SHORT PROBLEM >>
Exclude the pictures and reproduce the remaining data exactly as written.

- - -

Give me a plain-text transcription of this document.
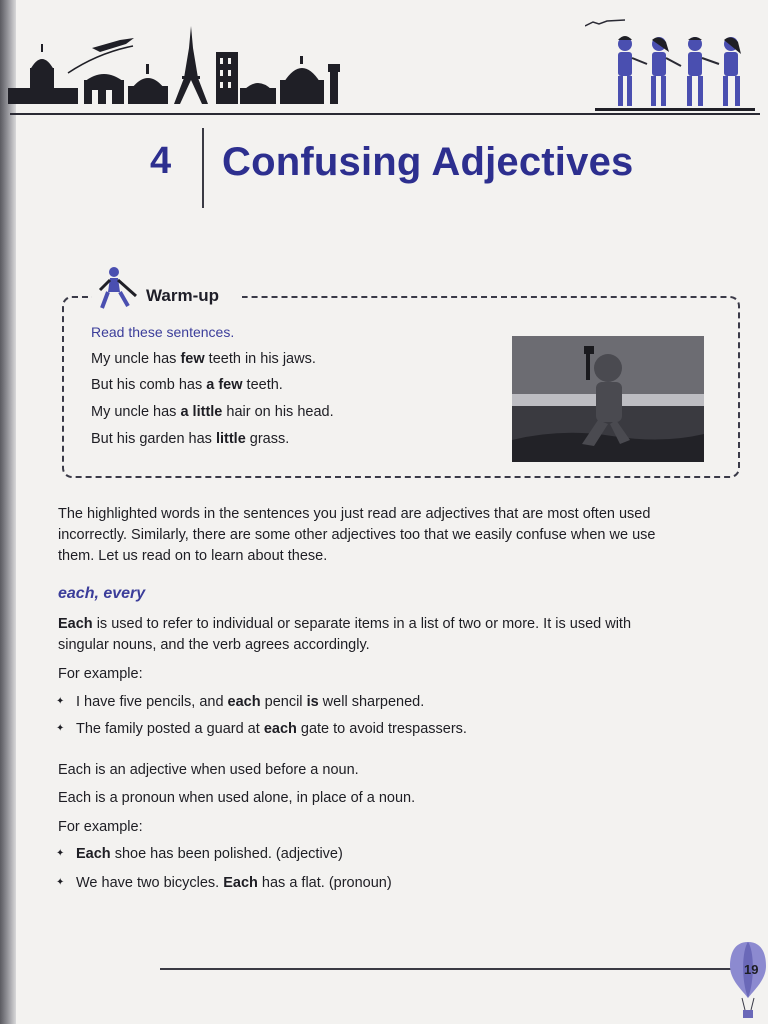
4 Confusing Adjectives
Warm-up
Read these sentences.
My uncle has few teeth in his jaws.
But his comb has a few teeth.
My uncle has a little hair on his head.
But his garden has little grass.
The highlighted words in the sentences you just read are adjectives that are most often used
incorrectly. Similarly, there are some other adjectives too that we easily confuse when we use
them. Let us read on to learn about these.
each, every
Each is used to refer to individual or separate items in a list of two or more. It is used with
singular nouns, and the verb agrees accordingly.
For example:
✦ I have five pencils, and each pencil is well sharpened.
✦ The family posted a guard at each gate to avoid trespassers.
Each is an adjective when used before a noun.
Each is a pronoun when used alone, in place of a noun.
For example:
✦ Each shoe has been polished. (adjective)
✦ We have two bicycles. Each has a flat. (pronoun)
19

- - -

RESULT FOR THIS TASK >>
Give me a plain-text transcription of this document.
4 Confusing Adjectives
Warm-up
Read these sentences.
My uncle has few teeth in his jaws.
But his comb has a few teeth.
My uncle has a little hair on his head.
But his garden has little grass.
The highlighted words in the sentences you just read are adjectives that are most often used
incorrectly. Similarly, there are some other adjectives too that we easily confuse when we use
them. Let us read on to learn about these.
each, every
Each is used to refer to individual or separate items in a list of two or more. It is used with
singular nouns, and the verb agrees accordingly.
For example:
✦ I have five pencils, and each pencil is well sharpened.
✦ The family posted a guard at each gate to avoid trespassers.
Each is an adjective when used before a noun.
Each is a pronoun when used alone, in place of a noun.
For example:
✦ Each shoe has been polished. (adjective)
✦ We have two bicycles. Each has a flat. (pronoun)
19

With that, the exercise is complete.